### The task
Take the entries below and print all of them exactly, please.

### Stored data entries
┌────────

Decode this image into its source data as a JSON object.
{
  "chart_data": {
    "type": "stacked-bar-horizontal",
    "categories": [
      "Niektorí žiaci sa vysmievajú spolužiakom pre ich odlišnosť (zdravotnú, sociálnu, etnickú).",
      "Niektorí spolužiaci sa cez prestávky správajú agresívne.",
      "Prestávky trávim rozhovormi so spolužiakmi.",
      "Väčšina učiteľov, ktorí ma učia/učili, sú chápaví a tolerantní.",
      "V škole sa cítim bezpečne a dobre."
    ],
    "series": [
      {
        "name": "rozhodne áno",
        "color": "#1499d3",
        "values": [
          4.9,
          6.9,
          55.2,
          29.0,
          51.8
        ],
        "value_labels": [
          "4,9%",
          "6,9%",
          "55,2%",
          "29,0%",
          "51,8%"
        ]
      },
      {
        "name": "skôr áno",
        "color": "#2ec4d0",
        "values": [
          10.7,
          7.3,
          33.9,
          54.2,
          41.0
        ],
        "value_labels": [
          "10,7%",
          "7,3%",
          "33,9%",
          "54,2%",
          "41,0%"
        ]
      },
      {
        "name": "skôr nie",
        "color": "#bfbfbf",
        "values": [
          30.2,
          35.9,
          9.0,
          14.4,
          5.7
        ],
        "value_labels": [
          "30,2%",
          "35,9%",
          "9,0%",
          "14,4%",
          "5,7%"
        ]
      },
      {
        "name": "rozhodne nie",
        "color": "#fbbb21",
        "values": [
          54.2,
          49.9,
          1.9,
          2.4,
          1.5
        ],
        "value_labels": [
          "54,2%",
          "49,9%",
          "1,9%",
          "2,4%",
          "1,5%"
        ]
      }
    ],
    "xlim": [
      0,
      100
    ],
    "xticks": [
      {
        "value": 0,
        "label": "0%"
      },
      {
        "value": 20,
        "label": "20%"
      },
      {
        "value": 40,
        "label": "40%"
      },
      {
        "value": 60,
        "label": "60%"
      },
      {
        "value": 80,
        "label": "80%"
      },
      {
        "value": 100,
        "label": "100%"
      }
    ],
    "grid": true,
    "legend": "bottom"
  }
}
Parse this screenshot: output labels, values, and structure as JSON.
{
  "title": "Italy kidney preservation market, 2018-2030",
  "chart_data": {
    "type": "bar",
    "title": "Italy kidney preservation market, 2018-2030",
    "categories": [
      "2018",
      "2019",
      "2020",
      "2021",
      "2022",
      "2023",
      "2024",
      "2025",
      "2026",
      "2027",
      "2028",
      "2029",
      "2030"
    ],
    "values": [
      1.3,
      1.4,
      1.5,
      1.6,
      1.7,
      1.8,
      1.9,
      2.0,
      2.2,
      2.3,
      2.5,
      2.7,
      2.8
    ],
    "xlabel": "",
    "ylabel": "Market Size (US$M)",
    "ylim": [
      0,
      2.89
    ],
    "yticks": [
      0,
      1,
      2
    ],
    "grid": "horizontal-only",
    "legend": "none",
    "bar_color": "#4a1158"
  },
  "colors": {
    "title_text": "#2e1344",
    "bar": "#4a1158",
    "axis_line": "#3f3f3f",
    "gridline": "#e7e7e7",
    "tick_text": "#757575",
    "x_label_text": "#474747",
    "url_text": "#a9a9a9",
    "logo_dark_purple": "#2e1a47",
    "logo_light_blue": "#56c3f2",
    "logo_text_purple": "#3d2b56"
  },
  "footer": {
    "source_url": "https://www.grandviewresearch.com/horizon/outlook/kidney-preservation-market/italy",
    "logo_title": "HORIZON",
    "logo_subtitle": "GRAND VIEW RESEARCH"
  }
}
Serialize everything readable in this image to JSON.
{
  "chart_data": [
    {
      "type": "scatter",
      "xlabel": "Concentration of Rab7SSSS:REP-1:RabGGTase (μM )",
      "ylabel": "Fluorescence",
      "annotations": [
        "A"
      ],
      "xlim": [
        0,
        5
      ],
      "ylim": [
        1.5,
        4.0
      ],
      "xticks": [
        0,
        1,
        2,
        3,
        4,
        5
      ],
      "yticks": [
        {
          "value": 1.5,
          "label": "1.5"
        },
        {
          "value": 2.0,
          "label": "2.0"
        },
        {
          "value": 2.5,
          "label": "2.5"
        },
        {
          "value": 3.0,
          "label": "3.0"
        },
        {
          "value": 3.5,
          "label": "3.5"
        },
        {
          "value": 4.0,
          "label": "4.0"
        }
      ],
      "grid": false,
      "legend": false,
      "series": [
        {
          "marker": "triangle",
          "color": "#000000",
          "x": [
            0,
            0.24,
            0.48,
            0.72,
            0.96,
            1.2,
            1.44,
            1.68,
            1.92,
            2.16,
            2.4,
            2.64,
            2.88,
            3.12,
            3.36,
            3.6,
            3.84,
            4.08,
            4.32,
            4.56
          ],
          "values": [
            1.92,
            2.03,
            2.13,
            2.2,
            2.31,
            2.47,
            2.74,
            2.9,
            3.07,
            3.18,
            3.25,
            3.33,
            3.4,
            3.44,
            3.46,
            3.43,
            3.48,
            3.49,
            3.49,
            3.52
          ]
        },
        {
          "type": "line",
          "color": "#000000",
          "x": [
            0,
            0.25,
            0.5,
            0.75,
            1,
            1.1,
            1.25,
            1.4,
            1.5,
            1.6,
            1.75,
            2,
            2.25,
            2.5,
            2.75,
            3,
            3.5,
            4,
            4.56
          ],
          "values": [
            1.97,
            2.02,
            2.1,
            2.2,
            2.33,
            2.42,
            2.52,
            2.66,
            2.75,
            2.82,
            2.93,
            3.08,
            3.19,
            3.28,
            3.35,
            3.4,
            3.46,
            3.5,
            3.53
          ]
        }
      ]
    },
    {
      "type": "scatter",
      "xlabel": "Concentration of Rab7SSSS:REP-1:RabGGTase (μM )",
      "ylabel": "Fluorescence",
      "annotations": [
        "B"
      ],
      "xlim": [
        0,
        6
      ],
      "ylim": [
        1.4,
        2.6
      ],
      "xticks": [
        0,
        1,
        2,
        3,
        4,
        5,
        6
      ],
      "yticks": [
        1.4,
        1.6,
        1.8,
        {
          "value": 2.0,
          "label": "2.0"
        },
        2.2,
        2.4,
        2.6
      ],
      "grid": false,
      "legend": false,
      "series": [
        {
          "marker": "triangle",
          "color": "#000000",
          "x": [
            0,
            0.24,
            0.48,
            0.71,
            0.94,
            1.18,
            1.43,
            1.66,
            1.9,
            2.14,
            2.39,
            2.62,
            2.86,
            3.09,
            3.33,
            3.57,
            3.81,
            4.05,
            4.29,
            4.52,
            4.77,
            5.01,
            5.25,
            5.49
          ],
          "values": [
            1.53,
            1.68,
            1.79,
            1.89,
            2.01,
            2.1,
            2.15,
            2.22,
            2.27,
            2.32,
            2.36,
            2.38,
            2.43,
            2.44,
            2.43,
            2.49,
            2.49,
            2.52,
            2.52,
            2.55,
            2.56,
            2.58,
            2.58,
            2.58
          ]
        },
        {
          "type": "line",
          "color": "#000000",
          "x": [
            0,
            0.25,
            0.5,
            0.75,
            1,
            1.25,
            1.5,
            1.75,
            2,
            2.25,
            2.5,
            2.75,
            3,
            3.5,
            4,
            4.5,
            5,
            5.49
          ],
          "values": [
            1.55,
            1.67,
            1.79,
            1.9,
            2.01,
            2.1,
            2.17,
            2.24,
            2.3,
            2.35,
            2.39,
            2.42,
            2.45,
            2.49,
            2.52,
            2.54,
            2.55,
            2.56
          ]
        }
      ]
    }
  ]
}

└────────

### Task answer
Decode this image into its source data as a JSON object.
{
  "chart_data": {
    "type": "stacked-bar-horizontal",
    "categories": [
      "Niektorí žiaci sa vysmievajú spolužiakom pre ich odlišnosť (zdravotnú, sociálnu, etnickú).",
      "Niektorí spolužiaci sa cez prestávky správajú agresívne.",
      "Prestávky trávim rozhovormi so spolužiakmi.",
      "Väčšina učiteľov, ktorí ma učia/učili, sú chápaví a tolerantní.",
      "V škole sa cítim bezpečne a dobre."
    ],
    "series": [
      {
        "name": "rozhodne áno",
        "color": "#1499d3",
        "values": [
          4.9,
          6.9,
          55.2,
          29.0,
          51.8
        ],
        "value_labels": [
          "4,9%",
          "6,9%",
          "55,2%",
          "29,0%",
          "51,8%"
        ]
      },
      {
        "name": "skôr áno",
        "color": "#2ec4d0",
        "values": [
          10.7,
          7.3,
          33.9,
          54.2,
          41.0
        ],
        "value_labels": [
          "10,7%",
          "7,3%",
          "33,9%",
          "54,2%",
          "41,0%"
        ]
      },
      {
        "name": "skôr nie",
        "color": "#bfbfbf",
        "values": [
          30.2,
          35.9,
          9.0,
          14.4,
          5.7
        ],
        "value_labels": [
          "30,2%",
          "35,9%",
          "9,0%",
          "14,4%",
          "5,7%"
        ]
      },
      {
        "name": "rozhodne nie",
        "color": "#fbbb21",
        "values": [
          54.2,
          49.9,
          1.9,
          2.4,
          1.5
        ],
        "value_labels": [
          "54,2%",
          "49,9%",
          "1,9%",
          "2,4%",
          "1,5%"
        ]
      }
    ],
    "xlim": [
      0,
      100
    ],
    "xticks": [
      {
        "value": 0,
        "label": "0%"
      },
      {
        "value": 20,
        "label": "20%"
      },
      {
        "value": 40,
        "label": "40%"
      },
      {
        "value": 60,
        "label": "60%"
      },
      {
        "value": 80,
        "label": "80%"
      },
      {
        "value": 100,
        "label": "100%"
      }
    ],
    "grid": true,
    "legend": "bottom"
  }
}
Parse this screenshot: output labels, values, and structure as JSON.
{
  "title": "Italy kidney preservation market, 2018-2030",
  "chart_data": {
    "type": "bar",
    "title": "Italy kidney preservation market, 2018-2030",
    "categories": [
      "2018",
      "2019",
      "2020",
      "2021",
      "2022",
      "2023",
      "2024",
      "2025",
      "2026",
      "2027",
      "2028",
      "2029",
      "2030"
    ],
    "values": [
      1.3,
      1.4,
      1.5,
      1.6,
      1.7,
      1.8,
      1.9,
      2.0,
      2.2,
      2.3,
      2.5,
      2.7,
      2.8
    ],
    "xlabel": "",
    "ylabel": "Market Size (US$M)",
    "ylim": [
      0,
      2.89
    ],
    "yticks": [
      0,
      1,
      2
    ],
    "grid": "horizontal-only",
    "legend": "none",
    "bar_color": "#4a1158"
  },
  "colors": {
    "title_text": "#2e1344",
    "bar": "#4a1158",
    "axis_line": "#3f3f3f",
    "gridline": "#e7e7e7",
    "tick_text": "#757575",
    "x_label_text": "#474747",
    "url_text": "#a9a9a9",
    "logo_dark_purple": "#2e1a47",
    "logo_light_blue": "#56c3f2",
    "logo_text_purple": "#3d2b56"
  },
  "footer": {
    "source_url": "https://www.grandviewresearch.com/horizon/outlook/kidney-preservation-market/italy",
    "logo_title": "HORIZON",
    "logo_subtitle": "GRAND VIEW RESEARCH"
  }
}
Serialize everything readable in this image to JSON.
{
  "chart_data": [
    {
      "type": "scatter",
      "xlabel": "Concentration of Rab7SSSS:REP-1:RabGGTase (μM )",
      "ylabel": "Fluorescence",
      "annotations": [
        "A"
      ],
      "xlim": [
        0,
        5
      ],
      "ylim": [
        1.5,
        4.0
      ],
      "xticks": [
        0,
        1,
        2,
        3,
        4,
        5
      ],
      "yticks": [
        {
          "value": 1.5,
          "label": "1.5"
        },
        {
          "value": 2.0,
          "label": "2.0"
        },
        {
          "value": 2.5,
          "label": "2.5"
        },
        {
          "value": 3.0,
          "label": "3.0"
        },
        {
          "value": 3.5,
          "label": "3.5"
        },
        {
          "value": 4.0,
          "label": "4.0"
        }
      ],
      "grid": false,
      "legend": false,
      "series": [
        {
          "marker": "triangle",
          "color": "#000000",
          "x": [
            0,
            0.24,
            0.48,
            0.72,
            0.96,
            1.2,
            1.44,
            1.68,
            1.92,
            2.16,
            2.4,
            2.64,
            2.88,
            3.12,
            3.36,
            3.6,
            3.84,
            4.08,
            4.32,
            4.56
          ],
          "values": [
            1.92,
            2.03,
            2.13,
            2.2,
            2.31,
            2.47,
            2.74,
            2.9,
            3.07,
            3.18,
            3.25,
            3.33,
            3.4,
            3.44,
            3.46,
            3.43,
            3.48,
            3.49,
            3.49,
            3.52
          ]
        },
        {
          "type": "line",
          "color": "#000000",
          "x": [
            0,
            0.25,
            0.5,
            0.75,
            1,
            1.1,
            1.25,
            1.4,
            1.5,
            1.6,
            1.75,
            2,
            2.25,
            2.5,
            2.75,
            3,
            3.5,
            4,
            4.56
          ],
          "values": [
            1.97,
            2.02,
            2.1,
            2.2,
            2.33,
            2.42,
            2.52,
            2.66,
            2.75,
            2.82,
            2.93,
            3.08,
            3.19,
            3.28,
            3.35,
            3.4,
            3.46,
            3.5,
            3.53
          ]
        }
      ]
    },
    {
      "type": "scatter",
      "xlabel": "Concentration of Rab7SSSS:REP-1:RabGGTase (μM )",
      "ylabel": "Fluorescence",
      "annotations": [
        "B"
      ],
      "xlim": [
        0,
        6
      ],
      "ylim": [
        1.4,
        2.6
      ],
      "xticks": [
        0,
        1,
        2,
        3,
        4,
        5,
        6
      ],
      "yticks": [
        1.4,
        1.6,
        1.8,
        {
          "value": 2.0,
          "label": "2.0"
        },
        2.2,
        2.4,
        2.6
      ],
      "grid": false,
      "legend": false,
      "series": [
        {
          "marker": "triangle",
          "color": "#000000",
          "x": [
            0,
            0.24,
            0.48,
            0.71,
            0.94,
            1.18,
            1.43,
            1.66,
            1.9,
            2.14,
            2.39,
            2.62,
            2.86,
            3.09,
            3.33,
            3.57,
            3.81,
            4.05,
            4.29,
            4.52,
            4.77,
            5.01,
            5.25,
            5.49
          ],
          "values": [
            1.53,
            1.68,
            1.79,
            1.89,
            2.01,
            2.1,
            2.15,
            2.22,
            2.27,
            2.32,
            2.36,
            2.38,
            2.43,
            2.44,
            2.43,
            2.49,
            2.49,
            2.52,
            2.52,
            2.55,
            2.56,
            2.58,
            2.58,
            2.58
          ]
        },
        {
          "type": "line",
          "color": "#000000",
          "x": [
            0,
            0.25,
            0.5,
            0.75,
            1,
            1.25,
            1.5,
            1.75,
            2,
            2.25,
            2.5,
            2.75,
            3,
            3.5,
            4,
            4.5,
            5,
            5.49
          ],
          "values": [
            1.55,
            1.67,
            1.79,
            1.9,
            2.01,
            2.1,
            2.17,
            2.24,
            2.3,
            2.35,
            2.39,
            2.42,
            2.45,
            2.49,
            2.52,
            2.54,
            2.55,
            2.56
          ]
        }
      ]
    }
  ]
}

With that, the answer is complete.